[What you are asked to do]: Leave out the pictures and restate the rest of the data exactly.

[Stored records]:
════════════════════
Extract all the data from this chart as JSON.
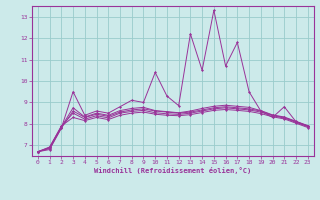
{
  "bg_color": "#cceaea",
  "grid_color": "#99cccc",
  "line_color": "#993399",
  "xlim": [
    -0.5,
    23.5
  ],
  "ylim": [
    6.5,
    13.5
  ],
  "yticks": [
    7,
    8,
    9,
    10,
    11,
    12,
    13
  ],
  "xticks": [
    0,
    1,
    2,
    3,
    4,
    5,
    6,
    7,
    8,
    9,
    10,
    11,
    12,
    13,
    14,
    15,
    16,
    17,
    18,
    19,
    20,
    21,
    22,
    23
  ],
  "xlabel": "Windchill (Refroidissement éolien,°C)",
  "series": [
    [
      6.7,
      6.8,
      7.8,
      9.5,
      8.4,
      8.6,
      8.5,
      8.8,
      9.1,
      9.0,
      10.4,
      9.3,
      8.85,
      12.2,
      10.5,
      13.3,
      10.7,
      11.8,
      9.5,
      8.6,
      8.3,
      8.8,
      8.1,
      7.9
    ],
    [
      6.7,
      6.85,
      7.8,
      8.6,
      8.3,
      8.45,
      8.35,
      8.55,
      8.65,
      8.7,
      8.6,
      8.55,
      8.5,
      8.55,
      8.65,
      8.75,
      8.8,
      8.75,
      8.7,
      8.6,
      8.4,
      8.3,
      8.1,
      7.9
    ],
    [
      6.7,
      6.88,
      7.85,
      8.75,
      8.32,
      8.5,
      8.4,
      8.62,
      8.72,
      8.77,
      8.62,
      8.57,
      8.52,
      8.6,
      8.72,
      8.82,
      8.87,
      8.82,
      8.77,
      8.62,
      8.42,
      8.32,
      8.12,
      7.92
    ],
    [
      6.7,
      6.9,
      7.9,
      8.3,
      8.15,
      8.3,
      8.2,
      8.4,
      8.5,
      8.55,
      8.45,
      8.4,
      8.38,
      8.43,
      8.53,
      8.63,
      8.67,
      8.63,
      8.58,
      8.48,
      8.33,
      8.23,
      8.03,
      7.83
    ],
    [
      6.7,
      6.92,
      7.88,
      8.5,
      8.22,
      8.38,
      8.28,
      8.5,
      8.58,
      8.63,
      8.52,
      8.47,
      8.44,
      8.5,
      8.6,
      8.7,
      8.75,
      8.7,
      8.65,
      8.55,
      8.38,
      8.27,
      8.07,
      7.87
    ]
  ]
}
════════════════════
[Worked answer]:
Extract all the data from this chart as JSON.
{
  "bg_color": "#cceaea",
  "grid_color": "#99cccc",
  "line_color": "#993399",
  "xlim": [
    -0.5,
    23.5
  ],
  "ylim": [
    6.5,
    13.5
  ],
  "yticks": [
    7,
    8,
    9,
    10,
    11,
    12,
    13
  ],
  "xticks": [
    0,
    1,
    2,
    3,
    4,
    5,
    6,
    7,
    8,
    9,
    10,
    11,
    12,
    13,
    14,
    15,
    16,
    17,
    18,
    19,
    20,
    21,
    22,
    23
  ],
  "xlabel": "Windchill (Refroidissement éolien,°C)",
  "series": [
    [
      6.7,
      6.8,
      7.8,
      9.5,
      8.4,
      8.6,
      8.5,
      8.8,
      9.1,
      9.0,
      10.4,
      9.3,
      8.85,
      12.2,
      10.5,
      13.3,
      10.7,
      11.8,
      9.5,
      8.6,
      8.3,
      8.8,
      8.1,
      7.9
    ],
    [
      6.7,
      6.85,
      7.8,
      8.6,
      8.3,
      8.45,
      8.35,
      8.55,
      8.65,
      8.7,
      8.6,
      8.55,
      8.5,
      8.55,
      8.65,
      8.75,
      8.8,
      8.75,
      8.7,
      8.6,
      8.4,
      8.3,
      8.1,
      7.9
    ],
    [
      6.7,
      6.88,
      7.85,
      8.75,
      8.32,
      8.5,
      8.4,
      8.62,
      8.72,
      8.77,
      8.62,
      8.57,
      8.52,
      8.6,
      8.72,
      8.82,
      8.87,
      8.82,
      8.77,
      8.62,
      8.42,
      8.32,
      8.12,
      7.92
    ],
    [
      6.7,
      6.9,
      7.9,
      8.3,
      8.15,
      8.3,
      8.2,
      8.4,
      8.5,
      8.55,
      8.45,
      8.4,
      8.38,
      8.43,
      8.53,
      8.63,
      8.67,
      8.63,
      8.58,
      8.48,
      8.33,
      8.23,
      8.03,
      7.83
    ],
    [
      6.7,
      6.92,
      7.88,
      8.5,
      8.22,
      8.38,
      8.28,
      8.5,
      8.58,
      8.63,
      8.52,
      8.47,
      8.44,
      8.5,
      8.6,
      8.7,
      8.75,
      8.7,
      8.65,
      8.55,
      8.38,
      8.27,
      8.07,
      7.87
    ]
  ]
}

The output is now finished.